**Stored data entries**
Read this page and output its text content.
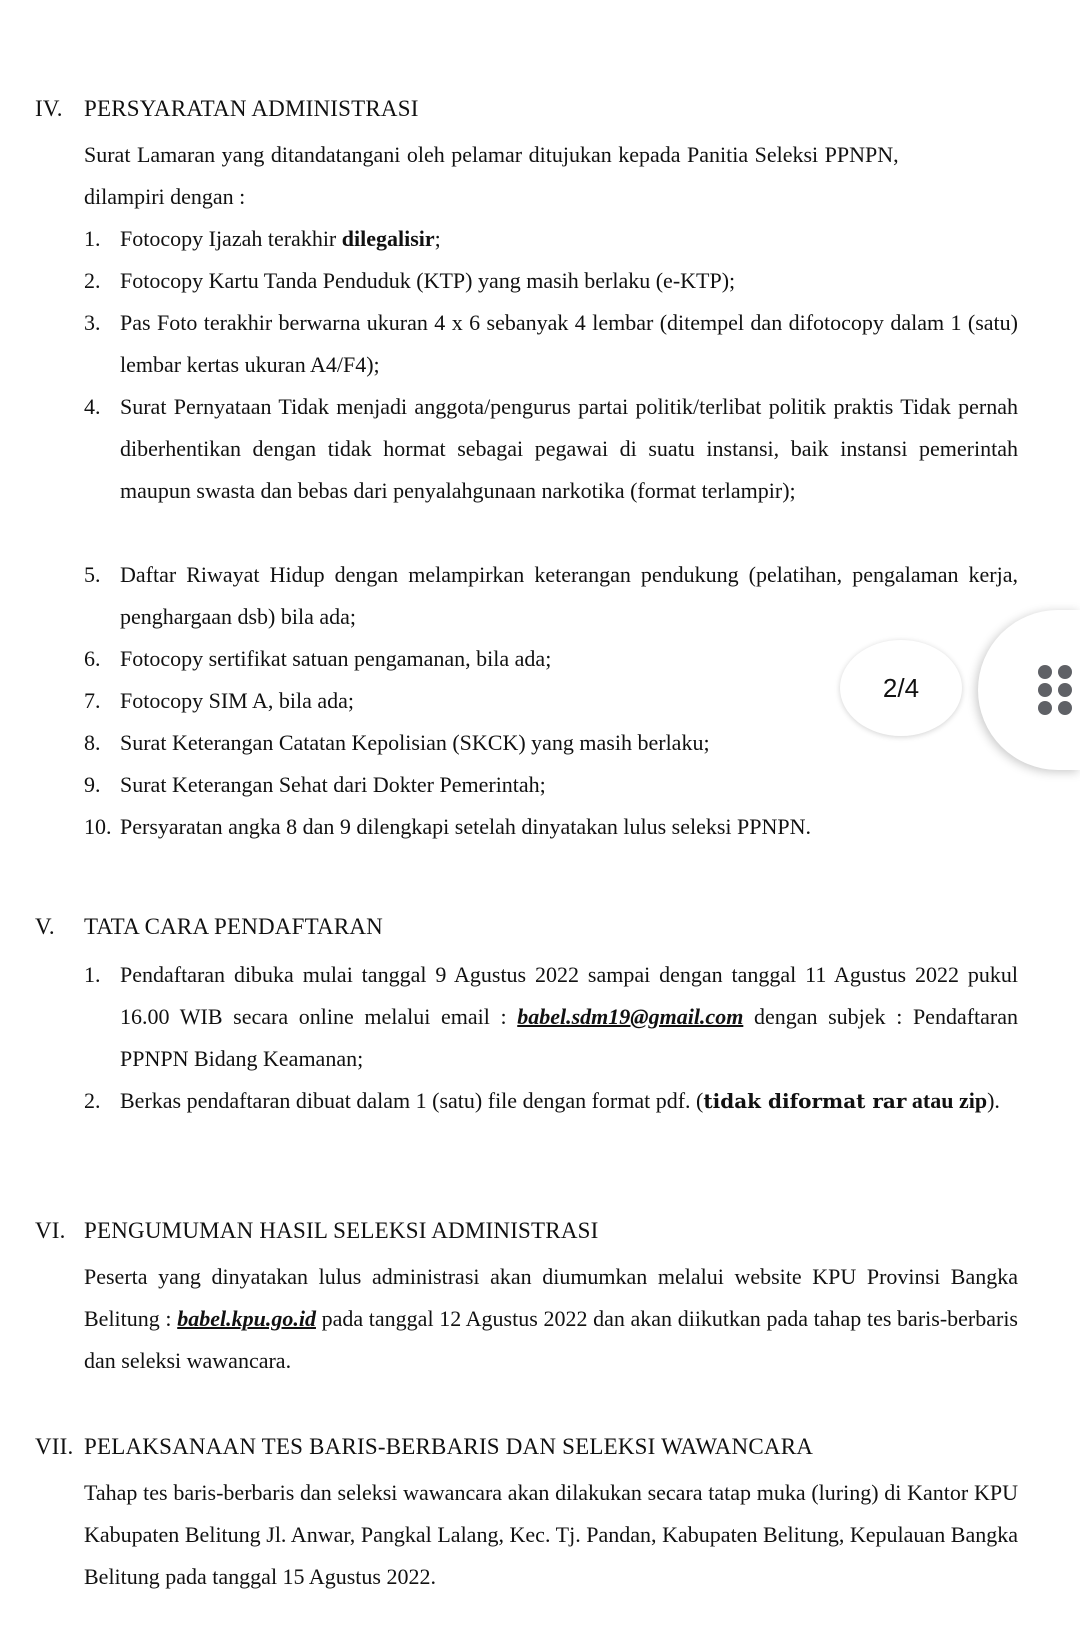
IV. PERSYARATAN ADMINISTRASI
Surat Lamaran yang ditandatangani oleh pelamar ditujukan kepada Panitia Seleksi PPNPN,
dilampiri dengan :
1. Fotocopy Ijazah terakhir dilegalisir;
2. Fotocopy Kartu Tanda Penduduk (KTP) yang masih berlaku (e-KTP);
3. Pas Foto terakhir berwarna ukuran 4 x 6 sebanyak 4 lembar (ditempel dan difotocopy dalam 1 (satu) lembar kertas ukuran A4/F4);
4. Surat Pernyataan Tidak menjadi anggota/pengurus partai politik/terlibat politik praktis Tidak pernah diberhentikan dengan tidak hormat sebagai pegawai di suatu instansi, baik instansi pemerintah maupun swasta dan bebas dari penyalahgunaan narkotika (format terlampir);
5. Daftar Riwayat Hidup dengan melampirkan keterangan pendukung (pelatihan, pengalaman kerja, penghargaan dsb) bila ada;
6. Fotocopy sertifikat satuan pengamanan, bila ada;
7. Fotocopy SIM A, bila ada;
8. Surat Keterangan Catatan Kepolisian (SKCK) yang masih berlaku;
9. Surat Keterangan Sehat dari Dokter Pemerintah;
10. Persyaratan angka 8 dan 9 dilengkapi setelah dinyatakan lulus seleksi PPNPN.
V. TATA CARA PENDAFTARAN
1. Pendaftaran dibuka mulai tanggal 9 Agustus 2022 sampai dengan tanggal 11 Agustus 2022 pukul 16.00 WIB secara online melalui email : babel.sdm19@gmail.com dengan subjek : Pendaftaran PPNPN Bidang Keamanan;
2. Berkas pendaftaran dibuat dalam 1 (satu) file dengan format pdf. (tidak diformat rar atau zip).
VI. PENGUMUMAN HASIL SELEKSI ADMINISTRASI
Peserta yang dinyatakan lulus administrasi akan diumumkan melalui website KPU Provinsi Bangka Belitung : babel.kpu.go.id pada tanggal 12 Agustus 2022 dan akan diikutkan pada tahap tes baris-berbaris dan seleksi wawancara.
VII. PELAKSANAAN TES BARIS-BERBARIS DAN SELEKSI WAWANCARA
Tahap tes baris-berbaris dan seleksi wawancara akan dilakukan secara tatap muka (luring) di Kantor KPU Kabupaten Belitung Jl. Anwar, Pangkal Lalang, Kec. Tj. Pandan, Kabupaten Belitung, Kepulauan Bangka Belitung pada tanggal 15 Agustus 2022.
2/4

**DIRECTIONS FOR THIS TASK**
Make an exact copy of the records above, with the pictures left out.

**WRITTEN RESPONSE**
Read this page and output its text content.
IV. PERSYARATAN ADMINISTRASI
Surat Lamaran yang ditandatangani oleh pelamar ditujukan kepada Panitia Seleksi PPNPN,
dilampiri dengan :
1. Fotocopy Ijazah terakhir dilegalisir;
2. Fotocopy Kartu Tanda Penduduk (KTP) yang masih berlaku (e-KTP);
3. Pas Foto terakhir berwarna ukuran 4 x 6 sebanyak 4 lembar (ditempel dan difotocopy dalam 1 (satu) lembar kertas ukuran A4/F4);
4. Surat Pernyataan Tidak menjadi anggota/pengurus partai politik/terlibat politik praktis Tidak pernah diberhentikan dengan tidak hormat sebagai pegawai di suatu instansi, baik instansi pemerintah maupun swasta dan bebas dari penyalahgunaan narkotika (format terlampir);
5. Daftar Riwayat Hidup dengan melampirkan keterangan pendukung (pelatihan, pengalaman kerja, penghargaan dsb) bila ada;
6. Fotocopy sertifikat satuan pengamanan, bila ada;
7. Fotocopy SIM A, bila ada;
8. Surat Keterangan Catatan Kepolisian (SKCK) yang masih berlaku;
9. Surat Keterangan Sehat dari Dokter Pemerintah;
10. Persyaratan angka 8 dan 9 dilengkapi setelah dinyatakan lulus seleksi PPNPN.
V. TATA CARA PENDAFTARAN
1. Pendaftaran dibuka mulai tanggal 9 Agustus 2022 sampai dengan tanggal 11 Agustus 2022 pukul 16.00 WIB secara online melalui email : babel.sdm19@gmail.com dengan subjek : Pendaftaran PPNPN Bidang Keamanan;
2. Berkas pendaftaran dibuat dalam 1 (satu) file dengan format pdf. (tidak diformat rar atau zip).
VI. PENGUMUMAN HASIL SELEKSI ADMINISTRASI
Peserta yang dinyatakan lulus administrasi akan diumumkan melalui website KPU Provinsi Bangka Belitung : babel.kpu.go.id pada tanggal 12 Agustus 2022 dan akan diikutkan pada tahap tes baris-berbaris dan seleksi wawancara.
VII. PELAKSANAAN TES BARIS-BERBARIS DAN SELEKSI WAWANCARA
Tahap tes baris-berbaris dan seleksi wawancara akan dilakukan secara tatap muka (luring) di Kantor KPU Kabupaten Belitung Jl. Anwar, Pangkal Lalang, Kec. Tj. Pandan, Kabupaten Belitung, Kepulauan Bangka Belitung pada tanggal 15 Agustus 2022.
2/4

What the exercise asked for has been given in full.